Goal of the exercise — Pick out the lines containing "minute".

— BEGIN Input records —

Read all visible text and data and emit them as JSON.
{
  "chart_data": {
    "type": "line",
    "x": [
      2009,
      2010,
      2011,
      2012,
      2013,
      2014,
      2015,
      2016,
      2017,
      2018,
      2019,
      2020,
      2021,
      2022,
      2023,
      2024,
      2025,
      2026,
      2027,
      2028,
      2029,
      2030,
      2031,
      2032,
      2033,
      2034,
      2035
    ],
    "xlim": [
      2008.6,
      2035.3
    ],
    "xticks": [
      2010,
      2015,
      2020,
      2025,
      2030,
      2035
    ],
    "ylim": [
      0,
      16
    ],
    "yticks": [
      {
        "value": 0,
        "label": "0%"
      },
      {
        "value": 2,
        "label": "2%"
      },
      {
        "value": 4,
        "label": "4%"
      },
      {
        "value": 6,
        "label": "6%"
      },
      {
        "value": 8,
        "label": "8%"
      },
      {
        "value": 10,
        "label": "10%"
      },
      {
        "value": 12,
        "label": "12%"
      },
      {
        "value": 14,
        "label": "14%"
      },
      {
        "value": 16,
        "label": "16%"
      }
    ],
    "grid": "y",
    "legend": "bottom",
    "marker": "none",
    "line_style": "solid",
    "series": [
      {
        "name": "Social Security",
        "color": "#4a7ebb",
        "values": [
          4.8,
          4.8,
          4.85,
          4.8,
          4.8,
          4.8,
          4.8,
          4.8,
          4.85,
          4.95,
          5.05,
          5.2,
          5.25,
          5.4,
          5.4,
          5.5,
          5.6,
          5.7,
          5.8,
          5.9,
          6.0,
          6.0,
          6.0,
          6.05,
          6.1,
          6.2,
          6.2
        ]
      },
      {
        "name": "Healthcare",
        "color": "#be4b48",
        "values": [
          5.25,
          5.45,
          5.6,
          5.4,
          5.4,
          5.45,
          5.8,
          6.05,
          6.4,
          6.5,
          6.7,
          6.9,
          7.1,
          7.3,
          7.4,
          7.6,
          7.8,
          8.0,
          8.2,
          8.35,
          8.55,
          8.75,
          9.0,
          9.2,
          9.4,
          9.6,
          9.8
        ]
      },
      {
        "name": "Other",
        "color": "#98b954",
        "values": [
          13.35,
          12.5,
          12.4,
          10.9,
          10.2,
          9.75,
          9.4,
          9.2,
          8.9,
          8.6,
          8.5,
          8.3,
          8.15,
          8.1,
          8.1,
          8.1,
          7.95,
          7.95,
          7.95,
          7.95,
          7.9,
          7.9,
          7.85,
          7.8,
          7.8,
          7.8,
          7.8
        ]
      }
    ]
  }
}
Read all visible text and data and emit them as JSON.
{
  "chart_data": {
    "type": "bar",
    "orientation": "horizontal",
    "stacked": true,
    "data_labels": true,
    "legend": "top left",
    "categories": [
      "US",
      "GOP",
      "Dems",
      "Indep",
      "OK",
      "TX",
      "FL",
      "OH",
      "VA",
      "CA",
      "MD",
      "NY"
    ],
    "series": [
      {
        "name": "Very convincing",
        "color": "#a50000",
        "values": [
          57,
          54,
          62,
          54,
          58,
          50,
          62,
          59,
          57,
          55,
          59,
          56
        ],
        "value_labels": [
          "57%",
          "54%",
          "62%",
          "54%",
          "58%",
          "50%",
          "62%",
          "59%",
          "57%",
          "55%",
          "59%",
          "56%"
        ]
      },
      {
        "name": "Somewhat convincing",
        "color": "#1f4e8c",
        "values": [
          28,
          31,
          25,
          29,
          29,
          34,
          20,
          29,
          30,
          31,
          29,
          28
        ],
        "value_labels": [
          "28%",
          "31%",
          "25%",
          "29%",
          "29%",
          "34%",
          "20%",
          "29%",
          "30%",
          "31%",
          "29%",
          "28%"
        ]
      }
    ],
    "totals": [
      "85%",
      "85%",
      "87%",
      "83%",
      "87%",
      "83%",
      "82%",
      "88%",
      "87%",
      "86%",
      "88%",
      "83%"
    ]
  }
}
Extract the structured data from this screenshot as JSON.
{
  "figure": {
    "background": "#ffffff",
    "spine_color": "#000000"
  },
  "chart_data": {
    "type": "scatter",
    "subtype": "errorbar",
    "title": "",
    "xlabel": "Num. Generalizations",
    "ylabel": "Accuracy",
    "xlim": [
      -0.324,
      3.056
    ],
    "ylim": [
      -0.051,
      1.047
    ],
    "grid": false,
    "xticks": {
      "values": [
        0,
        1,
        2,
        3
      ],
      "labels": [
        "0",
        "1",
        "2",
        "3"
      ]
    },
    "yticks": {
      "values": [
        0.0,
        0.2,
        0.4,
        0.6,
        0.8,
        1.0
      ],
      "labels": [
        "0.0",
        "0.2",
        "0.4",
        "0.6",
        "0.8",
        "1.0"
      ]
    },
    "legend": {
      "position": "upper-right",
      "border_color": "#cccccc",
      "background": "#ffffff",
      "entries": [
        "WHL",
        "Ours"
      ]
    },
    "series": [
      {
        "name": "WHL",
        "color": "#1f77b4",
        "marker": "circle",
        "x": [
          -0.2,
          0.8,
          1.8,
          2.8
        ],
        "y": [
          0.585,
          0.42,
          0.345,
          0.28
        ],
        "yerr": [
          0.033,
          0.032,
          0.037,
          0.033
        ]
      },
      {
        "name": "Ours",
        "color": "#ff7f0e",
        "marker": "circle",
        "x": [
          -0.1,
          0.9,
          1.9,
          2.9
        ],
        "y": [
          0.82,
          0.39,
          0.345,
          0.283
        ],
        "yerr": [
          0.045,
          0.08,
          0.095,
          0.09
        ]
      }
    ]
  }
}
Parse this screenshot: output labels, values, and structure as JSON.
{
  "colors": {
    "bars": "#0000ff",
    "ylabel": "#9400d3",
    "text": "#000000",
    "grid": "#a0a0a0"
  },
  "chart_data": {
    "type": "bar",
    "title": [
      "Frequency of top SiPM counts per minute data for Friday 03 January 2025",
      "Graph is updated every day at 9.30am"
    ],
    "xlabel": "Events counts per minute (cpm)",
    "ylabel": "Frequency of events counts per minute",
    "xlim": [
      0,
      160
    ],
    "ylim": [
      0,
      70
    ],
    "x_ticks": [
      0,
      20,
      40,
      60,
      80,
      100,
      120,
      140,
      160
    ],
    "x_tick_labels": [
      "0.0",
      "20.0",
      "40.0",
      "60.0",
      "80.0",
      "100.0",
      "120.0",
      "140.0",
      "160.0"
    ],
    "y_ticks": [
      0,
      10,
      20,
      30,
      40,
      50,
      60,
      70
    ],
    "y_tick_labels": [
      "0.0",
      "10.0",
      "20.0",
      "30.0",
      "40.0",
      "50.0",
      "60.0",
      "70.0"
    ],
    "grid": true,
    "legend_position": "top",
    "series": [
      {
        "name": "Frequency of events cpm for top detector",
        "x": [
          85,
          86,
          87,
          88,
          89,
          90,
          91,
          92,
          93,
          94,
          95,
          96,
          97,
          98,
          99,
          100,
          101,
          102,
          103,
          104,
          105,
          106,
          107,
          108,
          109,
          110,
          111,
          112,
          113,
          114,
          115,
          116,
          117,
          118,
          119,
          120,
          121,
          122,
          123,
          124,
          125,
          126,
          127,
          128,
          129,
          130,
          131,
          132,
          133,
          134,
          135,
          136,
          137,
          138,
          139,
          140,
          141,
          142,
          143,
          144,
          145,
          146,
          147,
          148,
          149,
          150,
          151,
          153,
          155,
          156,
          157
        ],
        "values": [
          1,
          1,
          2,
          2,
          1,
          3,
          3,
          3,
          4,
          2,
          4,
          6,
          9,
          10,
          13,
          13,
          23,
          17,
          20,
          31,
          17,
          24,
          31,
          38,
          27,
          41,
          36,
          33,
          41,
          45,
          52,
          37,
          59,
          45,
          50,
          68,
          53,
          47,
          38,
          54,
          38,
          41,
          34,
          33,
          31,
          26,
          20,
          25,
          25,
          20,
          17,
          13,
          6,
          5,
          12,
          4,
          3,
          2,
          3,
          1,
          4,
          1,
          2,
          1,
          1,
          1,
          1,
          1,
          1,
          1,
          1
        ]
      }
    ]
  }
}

— END Input records —

Task solution —
      "Frequency of top SiPM counts per minute data for Friday 03 January 2025",
    "xlabel": "Events counts per minute (cpm)",
    "ylabel": "Frequency of events counts per minute",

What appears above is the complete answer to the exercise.